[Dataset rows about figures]
────────

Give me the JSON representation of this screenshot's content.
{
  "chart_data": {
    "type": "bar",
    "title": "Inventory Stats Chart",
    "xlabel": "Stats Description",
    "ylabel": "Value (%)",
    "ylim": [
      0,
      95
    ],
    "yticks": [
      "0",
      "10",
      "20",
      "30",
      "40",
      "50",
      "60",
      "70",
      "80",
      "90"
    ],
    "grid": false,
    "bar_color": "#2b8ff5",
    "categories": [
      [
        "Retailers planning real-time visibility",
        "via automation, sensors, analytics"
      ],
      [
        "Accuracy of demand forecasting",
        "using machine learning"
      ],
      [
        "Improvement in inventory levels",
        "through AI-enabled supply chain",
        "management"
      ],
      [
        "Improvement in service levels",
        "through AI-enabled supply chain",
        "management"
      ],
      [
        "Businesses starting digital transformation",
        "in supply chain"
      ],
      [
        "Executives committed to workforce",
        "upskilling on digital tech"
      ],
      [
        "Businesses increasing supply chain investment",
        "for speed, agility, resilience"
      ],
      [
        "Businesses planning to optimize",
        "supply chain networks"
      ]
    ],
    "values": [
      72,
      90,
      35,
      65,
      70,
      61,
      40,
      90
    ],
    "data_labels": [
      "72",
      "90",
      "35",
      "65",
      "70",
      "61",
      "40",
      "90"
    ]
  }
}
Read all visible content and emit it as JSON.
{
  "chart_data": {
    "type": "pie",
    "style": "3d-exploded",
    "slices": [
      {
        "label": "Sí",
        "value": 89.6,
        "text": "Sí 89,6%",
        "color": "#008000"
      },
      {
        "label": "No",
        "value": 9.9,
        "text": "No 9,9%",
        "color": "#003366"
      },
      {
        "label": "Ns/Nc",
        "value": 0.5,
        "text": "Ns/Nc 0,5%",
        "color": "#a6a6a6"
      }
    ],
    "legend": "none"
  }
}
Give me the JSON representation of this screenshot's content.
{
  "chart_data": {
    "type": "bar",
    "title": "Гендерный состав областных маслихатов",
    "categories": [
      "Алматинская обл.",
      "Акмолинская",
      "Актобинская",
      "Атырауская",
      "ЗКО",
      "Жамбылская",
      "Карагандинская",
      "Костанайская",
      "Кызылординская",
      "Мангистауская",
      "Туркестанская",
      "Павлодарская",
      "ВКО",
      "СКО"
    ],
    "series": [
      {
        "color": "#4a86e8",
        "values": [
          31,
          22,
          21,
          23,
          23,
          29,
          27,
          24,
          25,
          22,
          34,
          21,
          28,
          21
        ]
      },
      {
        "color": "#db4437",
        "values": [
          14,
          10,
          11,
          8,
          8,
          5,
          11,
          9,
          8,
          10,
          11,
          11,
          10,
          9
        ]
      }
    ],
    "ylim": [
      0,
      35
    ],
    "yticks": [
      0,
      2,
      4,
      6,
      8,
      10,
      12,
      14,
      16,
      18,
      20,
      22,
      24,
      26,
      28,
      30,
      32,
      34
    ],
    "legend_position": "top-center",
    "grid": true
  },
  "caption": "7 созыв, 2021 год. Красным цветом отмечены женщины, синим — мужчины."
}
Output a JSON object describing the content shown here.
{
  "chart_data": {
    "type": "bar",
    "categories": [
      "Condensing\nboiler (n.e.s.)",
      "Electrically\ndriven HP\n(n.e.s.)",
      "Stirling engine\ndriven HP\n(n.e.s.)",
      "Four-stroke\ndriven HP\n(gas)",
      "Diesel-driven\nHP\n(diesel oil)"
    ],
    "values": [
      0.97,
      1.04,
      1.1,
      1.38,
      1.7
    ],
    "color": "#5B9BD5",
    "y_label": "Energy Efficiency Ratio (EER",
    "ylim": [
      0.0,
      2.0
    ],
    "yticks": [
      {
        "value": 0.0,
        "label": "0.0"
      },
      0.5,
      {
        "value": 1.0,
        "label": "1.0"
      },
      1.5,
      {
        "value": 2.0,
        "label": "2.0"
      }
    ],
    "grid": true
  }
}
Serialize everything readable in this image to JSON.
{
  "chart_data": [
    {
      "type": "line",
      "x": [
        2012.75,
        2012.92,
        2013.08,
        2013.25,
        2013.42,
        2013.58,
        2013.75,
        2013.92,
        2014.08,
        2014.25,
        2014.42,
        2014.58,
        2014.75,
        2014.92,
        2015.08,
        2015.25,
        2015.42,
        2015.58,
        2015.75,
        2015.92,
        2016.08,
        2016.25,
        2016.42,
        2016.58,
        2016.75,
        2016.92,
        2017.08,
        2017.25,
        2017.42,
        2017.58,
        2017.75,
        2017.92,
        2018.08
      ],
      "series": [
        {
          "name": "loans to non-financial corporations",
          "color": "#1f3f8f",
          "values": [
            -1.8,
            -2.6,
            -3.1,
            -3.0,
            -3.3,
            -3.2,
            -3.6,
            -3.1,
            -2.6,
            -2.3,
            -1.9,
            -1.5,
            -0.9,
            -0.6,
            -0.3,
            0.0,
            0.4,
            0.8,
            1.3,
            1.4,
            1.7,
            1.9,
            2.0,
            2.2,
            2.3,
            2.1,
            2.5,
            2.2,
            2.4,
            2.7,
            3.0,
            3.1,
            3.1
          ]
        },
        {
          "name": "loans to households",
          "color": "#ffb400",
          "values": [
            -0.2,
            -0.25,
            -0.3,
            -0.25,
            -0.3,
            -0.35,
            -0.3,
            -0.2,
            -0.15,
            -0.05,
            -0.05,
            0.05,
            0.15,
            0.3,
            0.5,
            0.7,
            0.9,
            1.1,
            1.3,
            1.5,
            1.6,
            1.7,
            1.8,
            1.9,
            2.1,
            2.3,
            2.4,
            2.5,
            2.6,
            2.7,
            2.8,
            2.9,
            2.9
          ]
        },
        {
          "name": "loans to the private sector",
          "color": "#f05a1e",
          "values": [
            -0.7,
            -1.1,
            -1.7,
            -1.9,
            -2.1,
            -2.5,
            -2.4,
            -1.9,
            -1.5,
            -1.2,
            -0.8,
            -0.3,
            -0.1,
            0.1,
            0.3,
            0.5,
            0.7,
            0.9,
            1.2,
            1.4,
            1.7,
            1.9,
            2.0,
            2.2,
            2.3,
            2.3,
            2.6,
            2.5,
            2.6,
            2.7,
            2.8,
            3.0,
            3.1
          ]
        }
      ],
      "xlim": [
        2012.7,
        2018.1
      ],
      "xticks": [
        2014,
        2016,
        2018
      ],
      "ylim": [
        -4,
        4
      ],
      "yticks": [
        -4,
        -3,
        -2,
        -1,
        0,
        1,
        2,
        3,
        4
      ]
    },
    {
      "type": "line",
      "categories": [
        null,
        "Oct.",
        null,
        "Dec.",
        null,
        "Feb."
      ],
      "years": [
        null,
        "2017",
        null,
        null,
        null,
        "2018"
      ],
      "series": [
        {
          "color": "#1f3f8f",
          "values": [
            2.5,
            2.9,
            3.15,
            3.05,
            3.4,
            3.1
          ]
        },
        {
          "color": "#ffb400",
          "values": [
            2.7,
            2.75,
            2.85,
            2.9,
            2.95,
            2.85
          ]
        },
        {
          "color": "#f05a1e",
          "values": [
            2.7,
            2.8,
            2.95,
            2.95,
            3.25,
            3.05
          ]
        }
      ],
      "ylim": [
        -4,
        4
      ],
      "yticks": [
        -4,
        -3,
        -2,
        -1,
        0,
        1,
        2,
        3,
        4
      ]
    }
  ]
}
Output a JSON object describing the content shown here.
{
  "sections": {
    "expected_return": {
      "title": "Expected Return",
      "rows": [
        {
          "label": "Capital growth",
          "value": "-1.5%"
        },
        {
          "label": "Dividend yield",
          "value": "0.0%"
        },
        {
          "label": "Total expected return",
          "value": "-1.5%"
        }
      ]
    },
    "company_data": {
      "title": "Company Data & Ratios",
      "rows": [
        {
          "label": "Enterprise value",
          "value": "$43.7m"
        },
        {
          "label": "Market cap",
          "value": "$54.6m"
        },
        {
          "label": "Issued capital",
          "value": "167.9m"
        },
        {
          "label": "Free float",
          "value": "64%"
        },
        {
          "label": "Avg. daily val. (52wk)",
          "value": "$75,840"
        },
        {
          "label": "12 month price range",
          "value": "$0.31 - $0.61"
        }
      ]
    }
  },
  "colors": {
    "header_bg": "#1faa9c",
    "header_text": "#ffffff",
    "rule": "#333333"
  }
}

────────

** OBJECTIVE **
List the lines that contain the word "loans".

** SOLUTION TO THIS EXERCISE **
          "name": "loans to non-financial corporations",
          "name": "loans to households",
          "name": "loans to the private sector",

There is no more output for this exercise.